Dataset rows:
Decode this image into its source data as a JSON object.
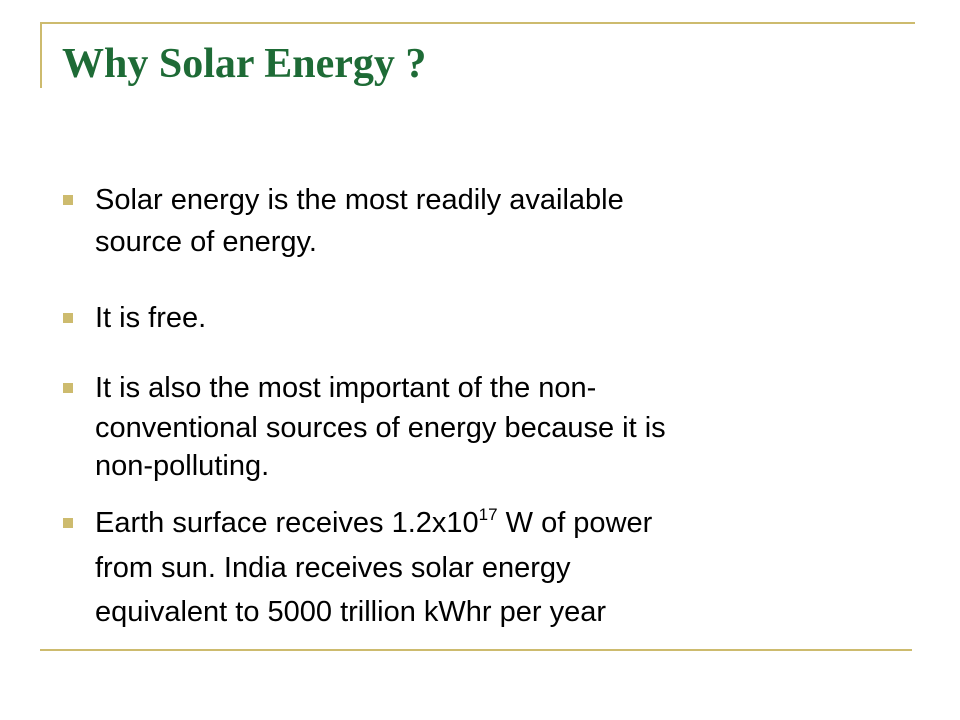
{
  "title": "Why Solar Energy ?",
  "bullets": [
    {
      "lines": [
        "Solar energy is the most readily available",
        "source of energy."
      ]
    },
    {
      "lines": [
        "It is free."
      ]
    },
    {
      "lines": [
        "It is also the most important of the non-",
        "conventional sources of energy because it is",
        "non-polluting."
      ]
    },
    {
      "first_line": {
        "text": "Earth surface receives 1.2x10",
        "superscript": "17",
        "after": " W of power"
      },
      "lines": [
        "from sun. India receives solar energy",
        "equivalent to 5000 trillion kWhr per year"
      ]
    }
  ]
}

■ **What you have to do**:
Repeat every record above exactly, but leave out any pictures.

■ **Full solution**:
Decode this image into its source data as a JSON object.
{
  "title": "Why Solar Energy ?",
  "bullets": [
    {
      "lines": [
        "Solar energy is the most readily available",
        "source of energy."
      ]
    },
    {
      "lines": [
        "It is free."
      ]
    },
    {
      "lines": [
        "It is also the most important of the non-",
        "conventional sources of energy because it is",
        "non-polluting."
      ]
    },
    {
      "first_line": {
        "text": "Earth surface receives 1.2x10",
        "superscript": "17",
        "after": " W of power"
      },
      "lines": [
        "from sun. India receives solar energy",
        "equivalent to 5000 trillion kWhr per year"
      ]
    }
  ]
}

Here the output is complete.